= Entries taken from a collection =
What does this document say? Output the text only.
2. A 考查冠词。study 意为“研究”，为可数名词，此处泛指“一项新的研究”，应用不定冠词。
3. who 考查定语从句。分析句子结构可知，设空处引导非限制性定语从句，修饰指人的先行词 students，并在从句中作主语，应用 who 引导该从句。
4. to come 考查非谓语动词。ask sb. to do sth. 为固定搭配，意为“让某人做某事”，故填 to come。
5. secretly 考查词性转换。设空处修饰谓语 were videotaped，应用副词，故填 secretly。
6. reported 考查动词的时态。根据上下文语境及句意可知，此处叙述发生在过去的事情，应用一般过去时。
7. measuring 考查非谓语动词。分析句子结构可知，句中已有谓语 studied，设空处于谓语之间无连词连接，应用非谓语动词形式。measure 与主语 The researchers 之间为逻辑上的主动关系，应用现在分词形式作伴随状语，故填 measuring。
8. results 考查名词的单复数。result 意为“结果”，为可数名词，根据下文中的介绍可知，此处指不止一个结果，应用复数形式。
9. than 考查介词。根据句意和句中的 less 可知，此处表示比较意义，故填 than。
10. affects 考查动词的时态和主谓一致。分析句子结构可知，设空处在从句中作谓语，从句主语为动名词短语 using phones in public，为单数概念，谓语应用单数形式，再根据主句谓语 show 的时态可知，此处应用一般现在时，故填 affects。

= Your objective =
Exactly as shown above, return every record.

= Result =
What does this document say? Output the text only.
2. A 考查冠词。study 意为“研究”，为可数名词，此处泛指“一项新的研究”，应用不定冠词。
3. who 考查定语从句。分析句子结构可知，设空处引导非限制性定语从句，修饰指人的先行词 students，并在从句中作主语，应用 who 引导该从句。
4. to come 考查非谓语动词。ask sb. to do sth. 为固定搭配，意为“让某人做某事”，故填 to come。
5. secretly 考查词性转换。设空处修饰谓语 were videotaped，应用副词，故填 secretly。
6. reported 考查动词的时态。根据上下文语境及句意可知，此处叙述发生在过去的事情，应用一般过去时。
7. measuring 考查非谓语动词。分析句子结构可知，句中已有谓语 studied，设空处于谓语之间无连词连接，应用非谓语动词形式。measure 与主语 The researchers 之间为逻辑上的主动关系，应用现在分词形式作伴随状语，故填 measuring。
8. results 考查名词的单复数。result 意为“结果”，为可数名词，根据下文中的介绍可知，此处指不止一个结果，应用复数形式。
9. than 考查介词。根据句意和句中的 less 可知，此处表示比较意义，故填 than。
10. affects 考查动词的时态和主谓一致。分析句子结构可知，设空处在从句中作谓语，从句主语为动名词短语 using phones in public，为单数概念，谓语应用单数形式，再根据主句谓语 show 的时态可知，此处应用一般现在时，故填 affects。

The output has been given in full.